**What the exercise asks:**
Set down each line of the data below exactly as it stands, dropping the pictures.

**Input for this task:**
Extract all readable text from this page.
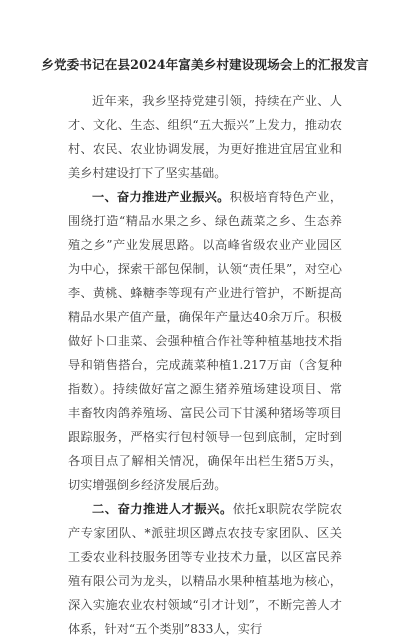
乡党委书记在县2024年富美乡村建设现场会上的汇报发言

近年来，我乡坚持党建引领，持续在产业、人才、文化、生态、组织“五大振兴”上发力，推动农村、农民、农业协调发展，为更好推进宜居宜业和美乡村建设打下了坚实基础。

一、奋力推进产业振兴。积极培育特色产业，围绕打造“精品水果之乡、绿色蔬菜之乡、生态养殖之乡”产业发展思路。以高峰省级农业产业园区为中心，探索干部包保制，认领“责任果”，对空心李、黄桃、蜂糖李等现有产业进行管护，不断提高精品水果产值产量，确保年产量达40余万斤。积极做好卜口韭菜、会强种植合作社等种植基地技术指导和销售搭台，完成蔬菜种植1.217万亩（含复种指数）。持续做好富之源生猪养殖场建设项目、常丰畜牧肉鸽养殖场、富民公司下甘溪种猪场等项目跟踪服务，严格实行包村领导一包到底制，定时到各项目点了解相关情况，确保年出栏生猪5万头，切实增强倒乡经济发展后劲。

二、奋力推进人才振兴。依托x职院农学院农产专家团队、*派驻坝区蹲点农技专家团队、区关工委农业科技服务团等专业技术力量，以区富民养殖有限公司为龙头，以精品水果种植基地为核心，深入实施农业农村领域“引才计划”，不断完善人才体系，针对“五个类别”833人，实行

**Complete output:**
Extract all readable text from this page.
乡党委书记在县2024年富美乡村建设现场会上的汇报发言

近年来，我乡坚持党建引领，持续在产业、人才、文化、生态、组织“五大振兴”上发力，推动农村、农民、农业协调发展，为更好推进宜居宜业和美乡村建设打下了坚实基础。

一、奋力推进产业振兴。积极培育特色产业，围绕打造“精品水果之乡、绿色蔬菜之乡、生态养殖之乡”产业发展思路。以高峰省级农业产业园区为中心，探索干部包保制，认领“责任果”，对空心李、黄桃、蜂糖李等现有产业进行管护，不断提高精品水果产值产量，确保年产量达40余万斤。积极做好卜口韭菜、会强种植合作社等种植基地技术指导和销售搭台，完成蔬菜种植1.217万亩（含复种指数）。持续做好富之源生猪养殖场建设项目、常丰畜牧肉鸽养殖场、富民公司下甘溪种猪场等项目跟踪服务，严格实行包村领导一包到底制，定时到各项目点了解相关情况，确保年出栏生猪5万头，切实增强倒乡经济发展后劲。

二、奋力推进人才振兴。依托x职院农学院农产专家团队、*派驻坝区蹲点农技专家团队、区关工委农业科技服务团等专业技术力量，以区富民养殖有限公司为龙头，以精品水果种植基地为核心，深入实施农业农村领域“引才计划”，不断完善人才体系，针对“五个类别”833人，实行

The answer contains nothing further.